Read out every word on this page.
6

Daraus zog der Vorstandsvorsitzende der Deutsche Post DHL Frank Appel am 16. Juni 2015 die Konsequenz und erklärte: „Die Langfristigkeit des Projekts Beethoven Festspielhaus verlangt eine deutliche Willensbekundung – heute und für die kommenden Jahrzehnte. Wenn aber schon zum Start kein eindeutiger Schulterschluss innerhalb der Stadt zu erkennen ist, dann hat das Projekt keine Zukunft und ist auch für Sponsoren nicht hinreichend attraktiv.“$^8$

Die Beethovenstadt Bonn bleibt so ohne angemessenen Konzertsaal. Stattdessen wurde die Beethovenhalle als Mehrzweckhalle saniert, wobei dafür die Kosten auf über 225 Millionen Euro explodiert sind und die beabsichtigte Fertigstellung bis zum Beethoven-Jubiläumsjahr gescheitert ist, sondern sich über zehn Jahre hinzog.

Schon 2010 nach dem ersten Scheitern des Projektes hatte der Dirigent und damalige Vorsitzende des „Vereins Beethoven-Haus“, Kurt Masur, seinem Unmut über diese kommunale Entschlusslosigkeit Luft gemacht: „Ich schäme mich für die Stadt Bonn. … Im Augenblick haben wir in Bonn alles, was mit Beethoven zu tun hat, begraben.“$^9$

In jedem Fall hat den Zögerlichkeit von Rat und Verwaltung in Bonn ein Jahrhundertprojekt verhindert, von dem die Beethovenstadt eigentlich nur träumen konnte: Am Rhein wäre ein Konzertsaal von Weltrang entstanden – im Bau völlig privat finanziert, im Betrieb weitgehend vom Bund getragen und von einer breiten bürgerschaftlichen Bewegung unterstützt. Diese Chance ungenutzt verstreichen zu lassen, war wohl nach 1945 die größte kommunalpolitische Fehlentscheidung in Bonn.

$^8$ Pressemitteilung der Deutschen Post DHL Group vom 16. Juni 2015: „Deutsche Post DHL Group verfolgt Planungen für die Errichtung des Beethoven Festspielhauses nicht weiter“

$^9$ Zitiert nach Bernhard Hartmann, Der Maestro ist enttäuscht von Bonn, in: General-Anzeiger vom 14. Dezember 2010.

□ □ □ □

To be done: Above are some records. Print them all exactly.

Written reply:
Read out every word on this page.
6

Daraus zog der Vorstandsvorsitzende der Deutsche Post DHL Frank Appel am 16. Juni 2015 die Konsequenz und erklärte: „Die Langfristigkeit des Projekts Beethoven Festspielhaus verlangt eine deutliche Willensbekundung – heute und für die kommenden Jahrzehnte. Wenn aber schon zum Start kein eindeutiger Schulterschluss innerhalb der Stadt zu erkennen ist, dann hat das Projekt keine Zukunft und ist auch für Sponsoren nicht hinreichend attraktiv.“$^8$

Die Beethovenstadt Bonn bleibt so ohne angemessenen Konzertsaal. Stattdessen wurde die Beethovenhalle als Mehrzweckhalle saniert, wobei dafür die Kosten auf über 225 Millionen Euro explodiert sind und die beabsichtigte Fertigstellung bis zum Beethoven-Jubiläumsjahr gescheitert ist, sondern sich über zehn Jahre hinzog.

Schon 2010 nach dem ersten Scheitern des Projektes hatte der Dirigent und damalige Vorsitzende des „Vereins Beethoven-Haus“, Kurt Masur, seinem Unmut über diese kommunale Entschlusslosigkeit Luft gemacht: „Ich schäme mich für die Stadt Bonn. … Im Augenblick haben wir in Bonn alles, was mit Beethoven zu tun hat, begraben.“$^9$

In jedem Fall hat den Zögerlichkeit von Rat und Verwaltung in Bonn ein Jahrhundertprojekt verhindert, von dem die Beethovenstadt eigentlich nur träumen konnte: Am Rhein wäre ein Konzertsaal von Weltrang entstanden – im Bau völlig privat finanziert, im Betrieb weitgehend vom Bund getragen und von einer breiten bürgerschaftlichen Bewegung unterstützt. Diese Chance ungenutzt verstreichen zu lassen, war wohl nach 1945 die größte kommunalpolitische Fehlentscheidung in Bonn.

$^8$ Pressemitteilung der Deutschen Post DHL Group vom 16. Juni 2015: „Deutsche Post DHL Group verfolgt Planungen für die Errichtung des Beethoven Festspielhauses nicht weiter“

$^9$ Zitiert nach Bernhard Hartmann, Der Maestro ist enttäuscht von Bonn, in: General-Anzeiger vom 14. Dezember 2010.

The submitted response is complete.